··· Dataset ···
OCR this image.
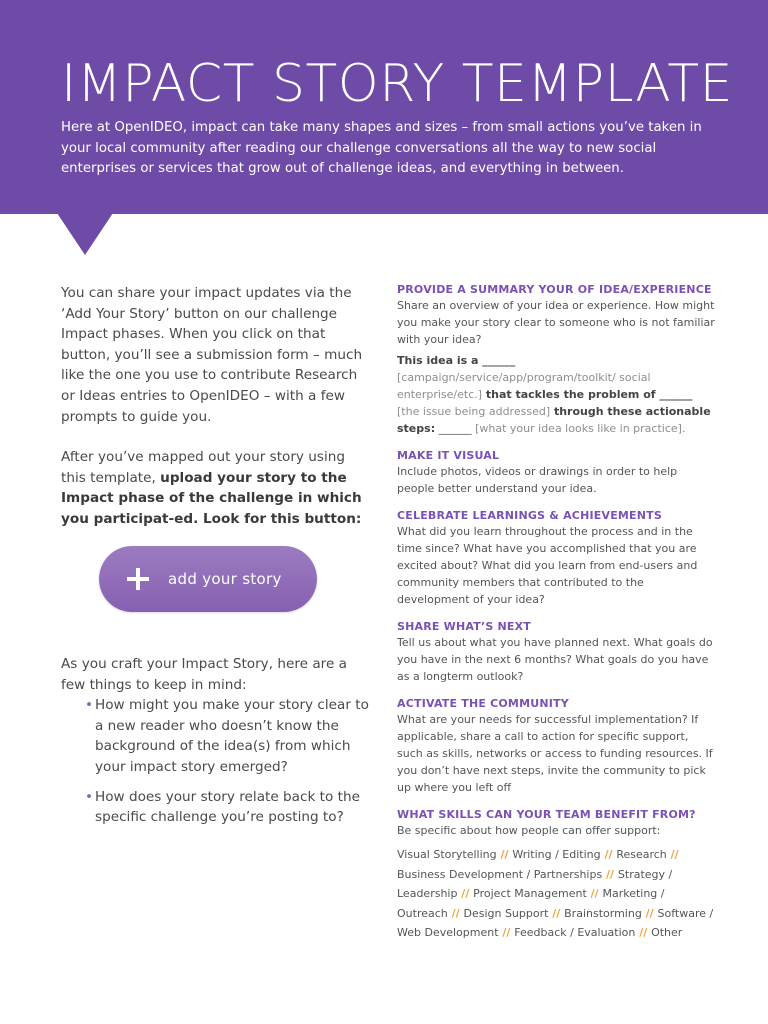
IMPACT STORY TEMPLATE

Here at OpenIDEO, impact can take many shapes and sizes – from small actions you’ve taken in your local community after reading our challenge conversations all the way to new social enterprises or services that grow out of challenge ideas, and everything in between.

You can share your impact updates via the ‘Add Your Story’ button on our challenge Impact phases. When you click on that button, you’ll see a submission form – much like the one you use to contribute Research or Ideas entries to OpenIDEO – with a few prompts to guide you.

After you’ve mapped out your story using this template, upload your story to the Impact phase of the challenge in which you participat-ed. Look for this button:

add your story

As you craft your Impact Story, here are a few things to keep in mind:

• How might you make your story clear to a new reader who doesn’t know the background of the idea(s) from which your impact story emerged?
• How does your story relate back to the specific challenge you’re posting to?
PROVIDE A SUMMARY YOUR OF IDEA/EXPERIENCE
Share an overview of your idea or experience. How might you make your story clear to someone who is not familiar with your idea?
This idea is a ______ [campaign/service/app/program/toolkit/ social enterprise/etc.] that tackles the problem of ______ [the issue being addressed] through these actionable steps: ______ [what your idea looks like in practice].
MAKE IT VISUAL
Include photos, videos or drawings in order to help people better understand your idea.
CELEBRATE LEARNINGS & ACHIEVEMENTS
What did you learn throughout the process and in the time since? What have you accomplished that you are excited about? What did you learn from end-users and community members that contributed to the development of your idea?
SHARE WHAT’S NEXT
Tell us about what you have planned next. What goals do you have in the next 6 months? What goals do you have as a longterm outlook?
ACTIVATE THE COMMUNITY
What are your needs for successful implementation? If applicable, share a call to action for specific support, such as skills, networks or access to funding resources. If you don’t have next steps, invite the community to pick up where you left off
WHAT SKILLS CAN YOUR TEAM BENEFIT FROM?
Be specific about how people can offer support:
Visual Storytelling // Writing / Editing // Research // Business Development / Partnerships // Strategy / Leadership // Project Management // Marketing / Outreach // Design Support // Brainstorming // Software / Web Development // Feedback / Evaluation // Other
···
◆ **To do**: With the pictures omitted, reproduce the records in full and exactly.

◆ **Written reply**:
OCR this image.
IMPACT STORY TEMPLATE

Here at OpenIDEO, impact can take many shapes and sizes – from small actions you’ve taken in your local community after reading our challenge conversations all the way to new social enterprises or services that grow out of challenge ideas, and everything in between.

You can share your impact updates via the ‘Add Your Story’ button on our challenge Impact phases. When you click on that button, you’ll see a submission form – much like the one you use to contribute Research or Ideas entries to OpenIDEO – with a few prompts to guide you.

After you’ve mapped out your story using this template, upload your story to the Impact phase of the challenge in which you participat-ed. Look for this button:

add your story

As you craft your Impact Story, here are a few things to keep in mind:

• How might you make your story clear to a new reader who doesn’t know the background of the idea(s) from which your impact story emerged?
• How does your story relate back to the specific challenge you’re posting to?
PROVIDE A SUMMARY YOUR OF IDEA/EXPERIENCE
Share an overview of your idea or experience. How might you make your story clear to someone who is not familiar with your idea?
This idea is a ______ [campaign/service/app/program/toolkit/ social enterprise/etc.] that tackles the problem of ______ [the issue being addressed] through these actionable steps: ______ [what your idea looks like in practice].
MAKE IT VISUAL
Include photos, videos or drawings in order to help people better understand your idea.
CELEBRATE LEARNINGS & ACHIEVEMENTS
What did you learn throughout the process and in the time since? What have you accomplished that you are excited about? What did you learn from end-users and community members that contributed to the development of your idea?
SHARE WHAT’S NEXT
Tell us about what you have planned next. What goals do you have in the next 6 months? What goals do you have as a longterm outlook?
ACTIVATE THE COMMUNITY
What are your needs for successful implementation? If applicable, share a call to action for specific support, such as skills, networks or access to funding resources. If you don’t have next steps, invite the community to pick up where you left off
WHAT SKILLS CAN YOUR TEAM BENEFIT FROM?
Be specific about how people can offer support:
Visual Storytelling // Writing / Editing // Research // Business Development / Partnerships // Strategy / Leadership // Project Management // Marketing / Outreach // Design Support // Brainstorming // Software / Web Development // Feedback / Evaluation // Other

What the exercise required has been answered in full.